### TEXTE PROPOSÉ

Au nom d’une telle unanimité de principe, ratifiée au iie et au iiie s. par des échanges de lettres et des rencontres locales, au ive s. et jusqu’à nos jours par des « conciles » universels ou régionaux, les évêques et les théologiens « catholiques » ne cessèrent de dénoncer les « innovateurs » et les « déviationnistes » qui se séparaient de leurs institutions ou de leurs doctrines les plus communément reçues. Il serait trop long de rappeler ici l’histoire de ces crises fréquentes qui ébranlèrent la cohésion doctrinale des Églises chrétiennes jusqu’à l’époque de la Réforme, où se fixa le sens proprement confessionnel de « catholique », assimilé à « romain » et opposé à « protestant », dans l’usage courant de cette notion parmi les chrétiens contemporains.

### OBJECTIF DE L'EXERCICE
D'après le texte proposé, à quelle époque le sens proprement confessionnel du mot « catholique » s'est-il fixé ?

### MATÉRIEL FOURNI
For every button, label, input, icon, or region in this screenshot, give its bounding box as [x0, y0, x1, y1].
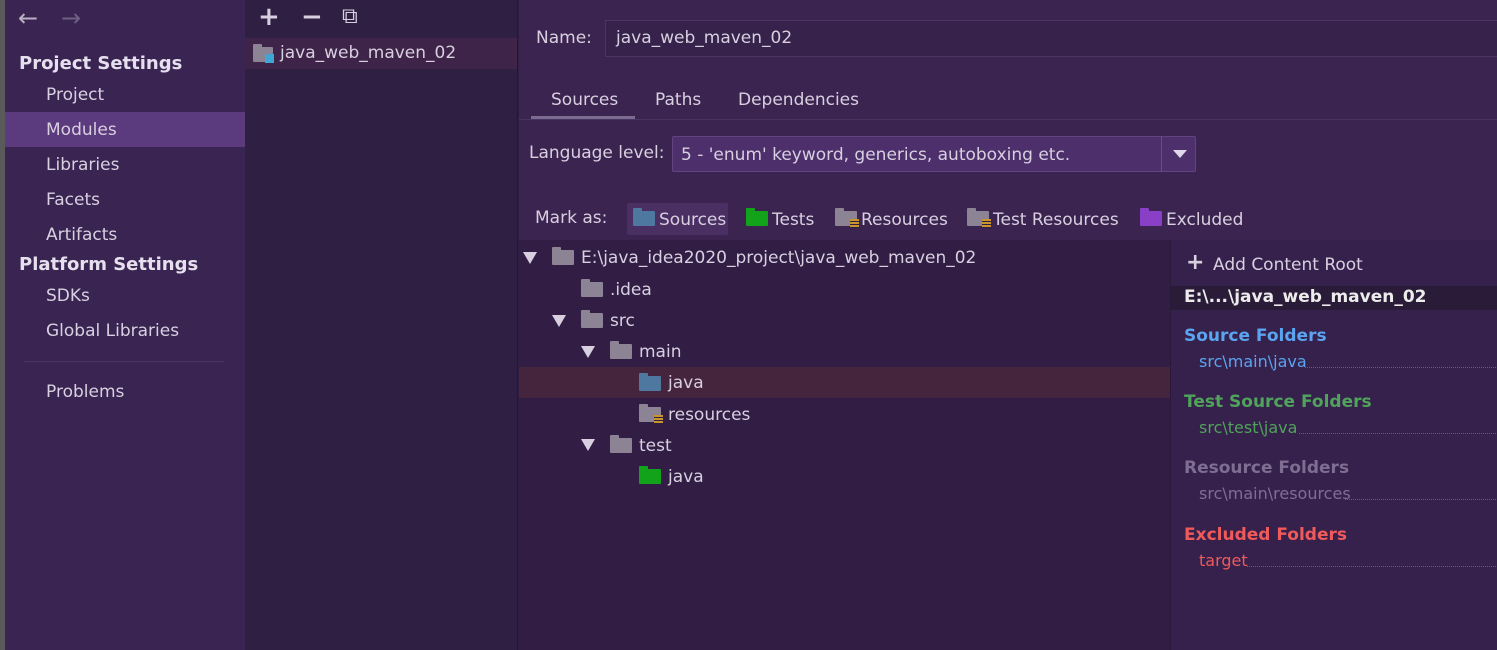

### RÉPONSE ATTENDUE
À l'époque de la Réforme.